_Task statement:_
Count the lines in the records below that contain the word "количества", and give only that number.

## BEGIN Extracted material

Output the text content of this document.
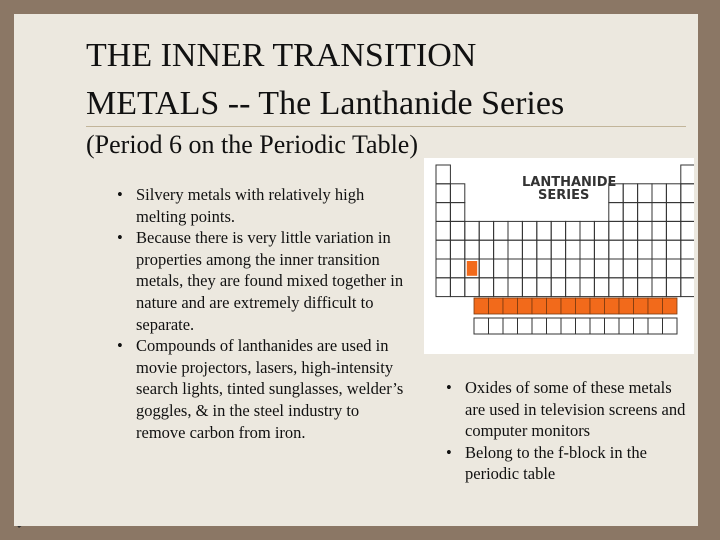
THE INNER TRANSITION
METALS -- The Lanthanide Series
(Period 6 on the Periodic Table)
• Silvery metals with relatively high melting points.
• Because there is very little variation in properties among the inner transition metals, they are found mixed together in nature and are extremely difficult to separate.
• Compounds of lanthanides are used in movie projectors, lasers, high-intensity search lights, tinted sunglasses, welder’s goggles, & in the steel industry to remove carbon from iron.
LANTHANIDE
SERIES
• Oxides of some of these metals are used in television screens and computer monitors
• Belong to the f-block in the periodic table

## END Extracted material
## BEGIN Extracted material

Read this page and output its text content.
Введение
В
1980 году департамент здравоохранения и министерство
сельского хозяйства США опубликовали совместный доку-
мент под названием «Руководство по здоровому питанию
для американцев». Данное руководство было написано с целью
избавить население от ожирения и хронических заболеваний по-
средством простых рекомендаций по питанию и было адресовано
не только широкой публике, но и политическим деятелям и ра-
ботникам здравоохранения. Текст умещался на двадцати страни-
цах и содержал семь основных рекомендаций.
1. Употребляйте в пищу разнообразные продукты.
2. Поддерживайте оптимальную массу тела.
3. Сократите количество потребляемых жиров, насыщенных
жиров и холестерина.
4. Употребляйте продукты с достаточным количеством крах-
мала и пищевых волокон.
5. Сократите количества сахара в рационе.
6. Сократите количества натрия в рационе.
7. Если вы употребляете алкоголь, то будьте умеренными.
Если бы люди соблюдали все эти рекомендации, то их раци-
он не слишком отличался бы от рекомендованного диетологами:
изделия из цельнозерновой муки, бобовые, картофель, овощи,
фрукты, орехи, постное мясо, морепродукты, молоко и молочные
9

## END Extracted material

_Task result:_
2